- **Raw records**
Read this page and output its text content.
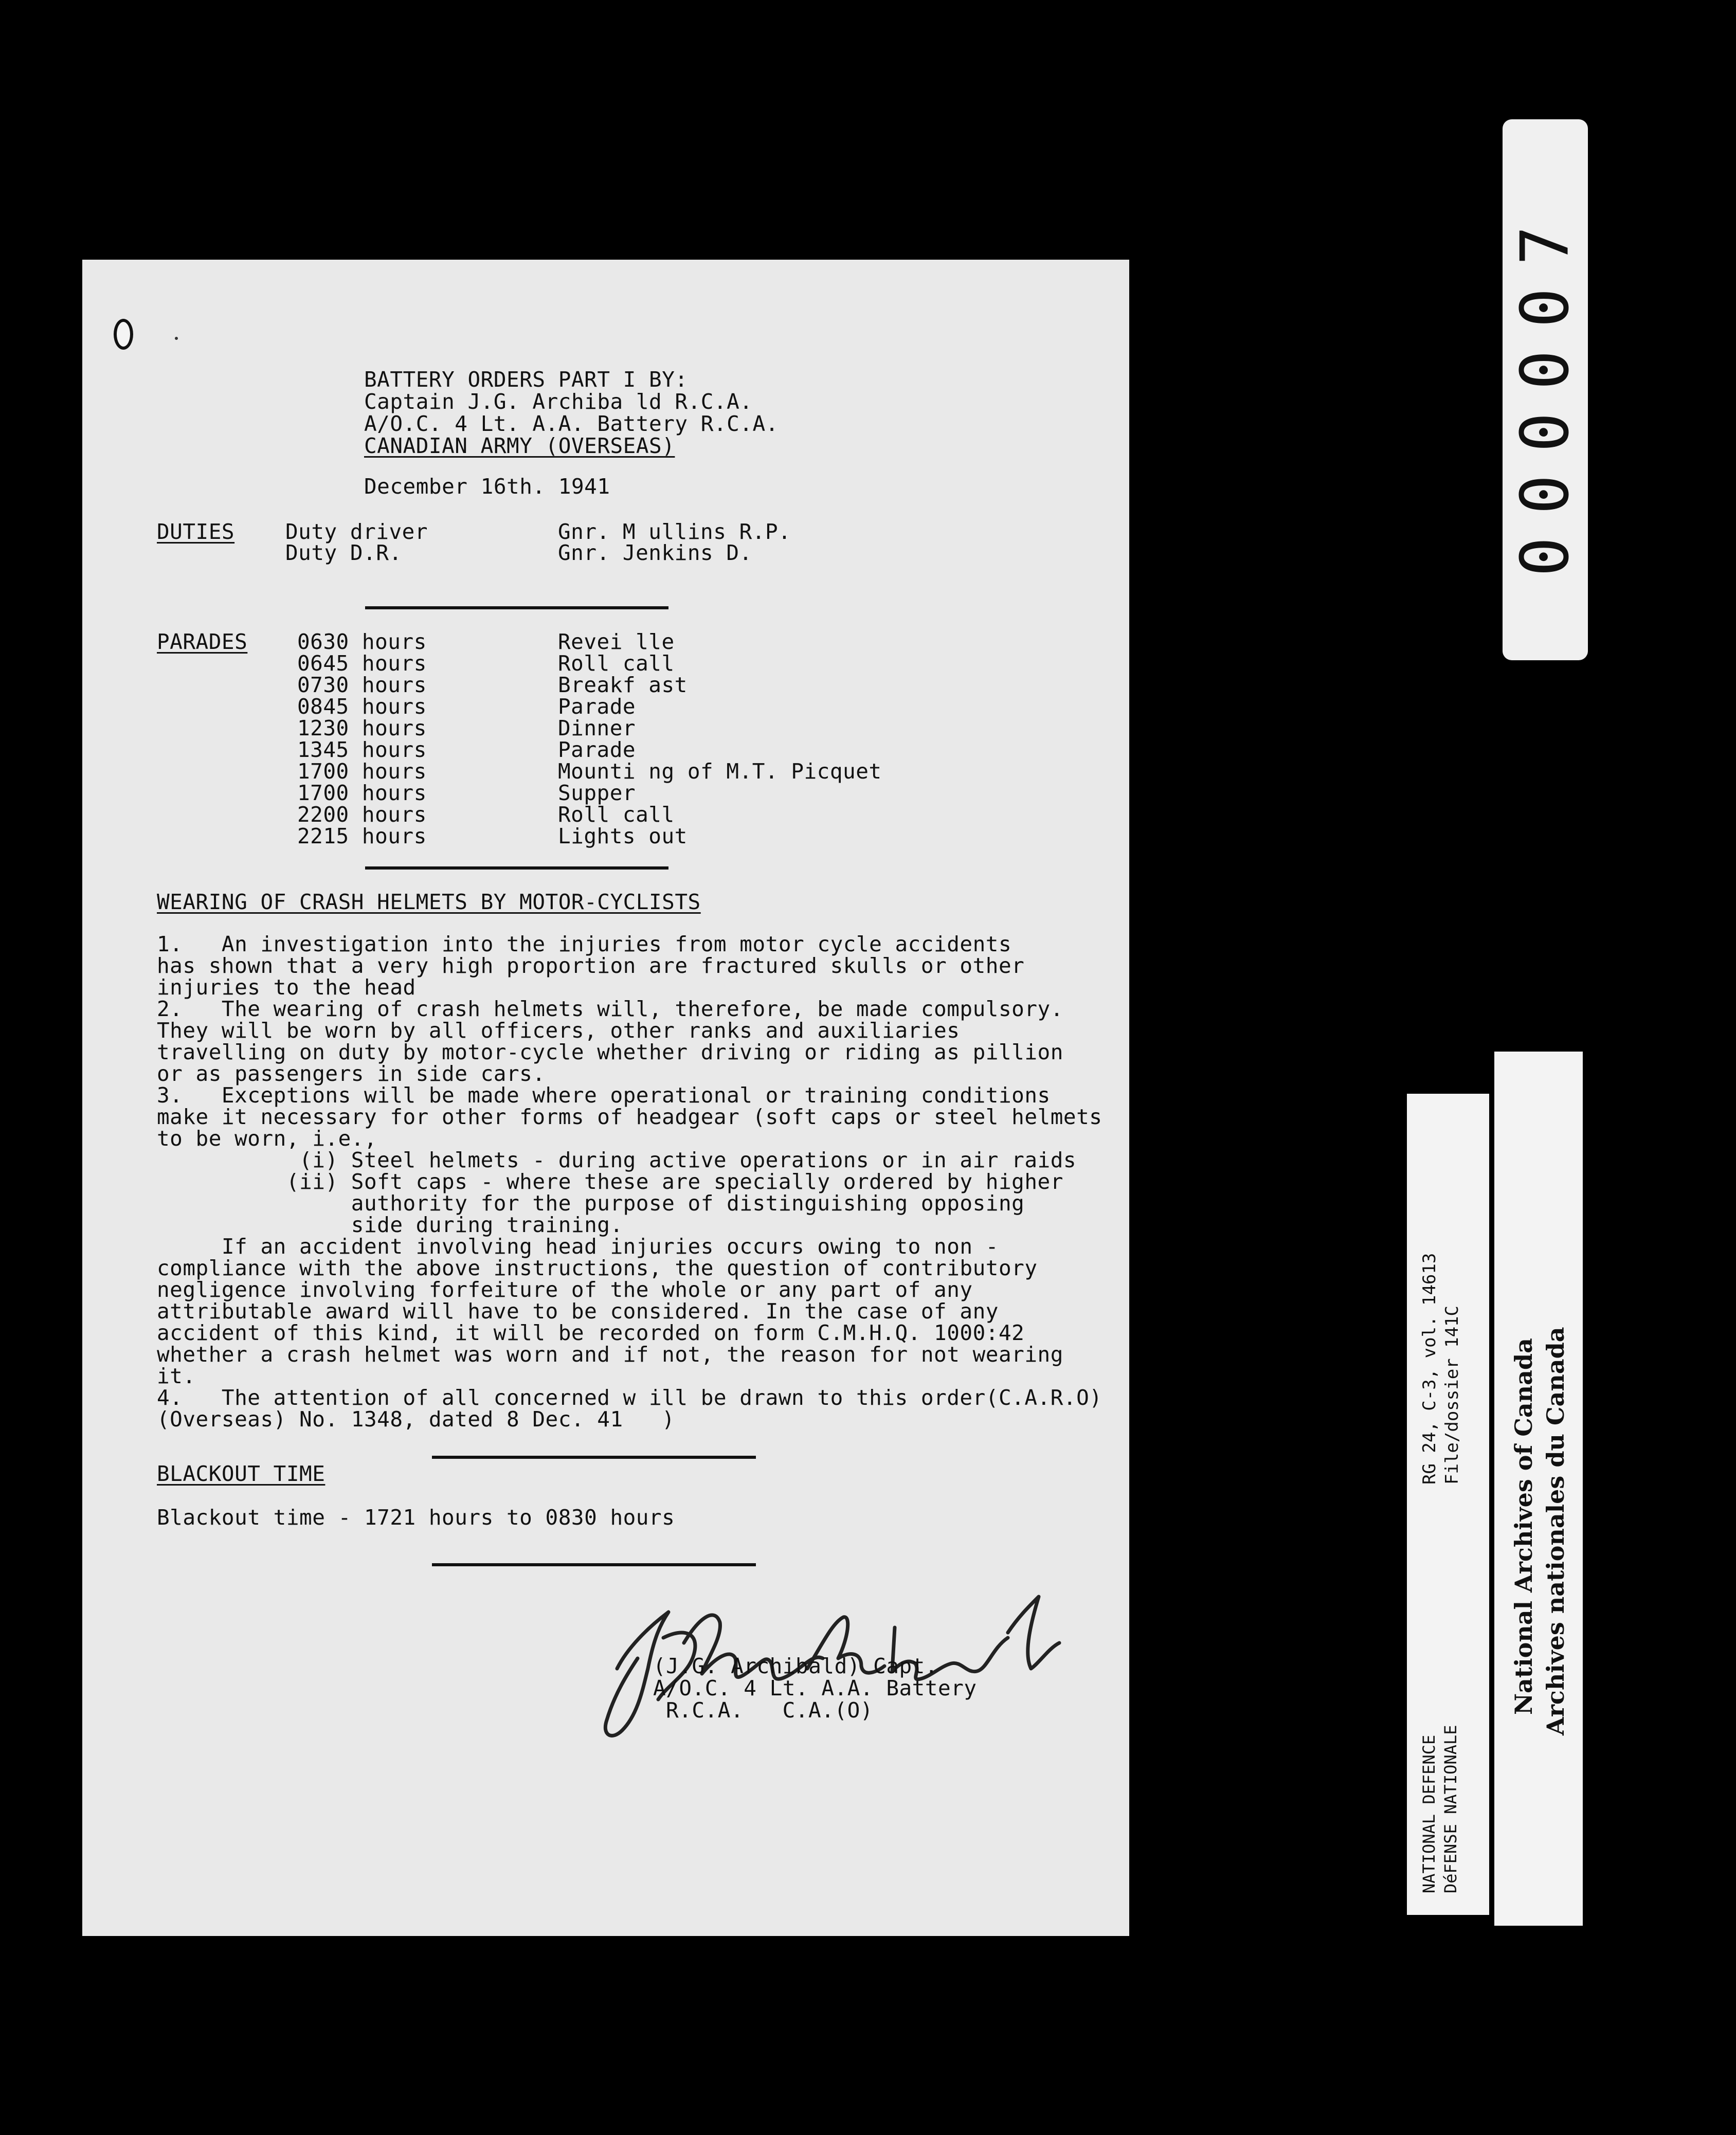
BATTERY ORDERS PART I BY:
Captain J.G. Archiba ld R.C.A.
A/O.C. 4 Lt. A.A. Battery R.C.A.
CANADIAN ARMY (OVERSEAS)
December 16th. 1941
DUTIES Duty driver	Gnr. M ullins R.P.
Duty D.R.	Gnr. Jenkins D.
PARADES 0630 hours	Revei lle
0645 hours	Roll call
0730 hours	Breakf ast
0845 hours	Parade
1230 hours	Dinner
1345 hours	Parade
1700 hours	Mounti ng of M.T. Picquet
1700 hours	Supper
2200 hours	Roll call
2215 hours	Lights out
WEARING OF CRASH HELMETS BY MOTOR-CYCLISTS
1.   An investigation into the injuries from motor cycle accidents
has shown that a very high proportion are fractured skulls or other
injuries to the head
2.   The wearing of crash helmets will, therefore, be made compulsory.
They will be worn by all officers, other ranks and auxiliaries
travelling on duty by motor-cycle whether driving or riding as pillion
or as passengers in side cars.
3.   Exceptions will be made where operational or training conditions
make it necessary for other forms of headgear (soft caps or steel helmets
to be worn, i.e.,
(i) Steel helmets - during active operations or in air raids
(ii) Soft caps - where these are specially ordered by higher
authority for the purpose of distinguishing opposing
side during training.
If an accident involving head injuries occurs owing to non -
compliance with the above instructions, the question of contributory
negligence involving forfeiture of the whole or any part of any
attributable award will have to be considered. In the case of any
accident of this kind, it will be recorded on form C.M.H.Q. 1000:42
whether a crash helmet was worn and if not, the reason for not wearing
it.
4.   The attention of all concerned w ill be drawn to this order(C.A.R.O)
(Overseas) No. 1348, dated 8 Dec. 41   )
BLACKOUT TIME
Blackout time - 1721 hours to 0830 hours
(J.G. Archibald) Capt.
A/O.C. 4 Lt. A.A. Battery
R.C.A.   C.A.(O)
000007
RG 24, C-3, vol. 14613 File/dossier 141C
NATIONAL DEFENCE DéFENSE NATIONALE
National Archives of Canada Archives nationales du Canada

- **DIRECTION**
Take every line that includes the string "whether" and copy it.

- **SOLUTION TO THIS PROBLEM**
travelling on duty by motor-cycle whether driving or riding as pillion
whether a crash helmet was worn and if not, the reason for not wearing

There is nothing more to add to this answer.